• EXPLORE THE MATERIAL
A. Reproduce word for word the passage of the sf tutorial starting at "library(sf)" and ending at "around pre-1800 buildings.".
B. Carry on the sf tutorial from the point where it stops.

• TEXT UNDER STUDY
____

Basic GIS operations with R and sf

Last updated on 2025-07-02 | Edit this page

Overview

Questions

How to perform basic GIS operations with the sf package?

Objectives

After completing this episode, participants should be able to…

Perform geoprocessing operations such as unions, joins and intersections with dedicated functions from the sf package
Compute the area of spatial polygons
Create buffers and centroids
Map and save the results

R

library(tidyverse)
library(sf)
library(osmdata)
library(leaflet)
library(lwgeom)
library(units)
assign("has_internet_via_proxy", TRUE, environment(curl::has_internet))

Why `sf` for GIS?

As introduced in an earlier lesson, sf is a package which supports simple features (sf), “a standardized way to encode spatial vector data.”. It contains a large set of functions to achieve all the operations on vector spatial data for which you might use traditional GIS software: change the coordinate system, join layers, intersect or unite polygons, create buffers and centroids, etc. cf. the sf cheatsheet.

Conservation in Brielle, NL

Let’s focus on old buildings and imagine we’re in charge of their conservation. We want to know how much of the city would be affected by a non-construction zone of 100m around pre-1800 buildings.

Let’s select them and see where they are.

R

bb <- osmdata::getbb("Brielle, NL")
x <- opq(bbox = bb) |>
  add_osm_feature(key = "building") |>
  osmdata_sf()
buildings <- x$osm_polygons |>
  st_transform(crs = 28992)


summary(buildings$start_date)

OUTPUT

   Length     Class      Mode
    10749 character character

R

old <- 1800 # year prior to which you consider a building old

buildings$start_date <- as.numeric(buildings$start_date)

____

Page segmentation data:
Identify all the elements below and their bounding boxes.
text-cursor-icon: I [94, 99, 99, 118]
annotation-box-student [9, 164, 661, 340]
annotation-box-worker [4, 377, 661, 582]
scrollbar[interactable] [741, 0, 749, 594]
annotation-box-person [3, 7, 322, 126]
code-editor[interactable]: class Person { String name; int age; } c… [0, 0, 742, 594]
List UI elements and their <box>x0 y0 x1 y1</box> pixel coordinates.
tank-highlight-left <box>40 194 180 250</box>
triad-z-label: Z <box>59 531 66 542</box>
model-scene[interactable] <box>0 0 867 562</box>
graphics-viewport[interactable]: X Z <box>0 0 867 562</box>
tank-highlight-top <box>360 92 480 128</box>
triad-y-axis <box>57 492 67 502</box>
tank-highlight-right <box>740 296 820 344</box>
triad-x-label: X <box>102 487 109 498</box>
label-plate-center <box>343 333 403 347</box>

____

• RESULTS
A.
library(sf)
library(osmdata)
library(leaflet)
library(lwgeom)
library(units)
assign("has_internet_via_proxy", TRUE, environment(curl::has_internet))

Why `sf` for GIS?

As introduced in an earlier lesson, sf is a package which supports simple features (sf), “a standardized way to encode spatial vector data.”. It contains a large set of functions to achieve all the operations on vector spatial data for which you might use traditional GIS software: change the coordinate system, join layers, intersect or unite polygons, create buffers and centroids, etc. cf. the sf cheatsheet.

Conservation in Brielle, NL

Let’s focus on old buildings and imagine we’re in charge of their conservation. We want to know how much of the city would be affected by a non-construction zone of 100m around pre-1800 buildings.

B.
old_buildings <- buildings |>
  filter(start_date <= old)

ggplot(data = old_buildings) +
  geom_sf(colour = "red") +
  coord_sf(datum = st_crs(28992))

Overpass query unavailable without internet

If you encounter an error linked to your internet proxy (“Error: Overpass query unavailable without internet R”), run this line of code. It might not be needed, but ensures that your machine knows it has internet.

R

assign("has_internet_via_proxy", TRUE, environment(curl::has_internet))

As conservationists, we want to create a zone around historical buildings where building regulation will have special restrictions to preserve historical buildings.

Buffers

Let’s say the conservation zone should be 100 meters. In GIS terms, we want to create a buffer around polygons. The corresponding sf function is st_buffer(), with 2 arguments: the polygons around which to create buffers, and the radius of the buffer.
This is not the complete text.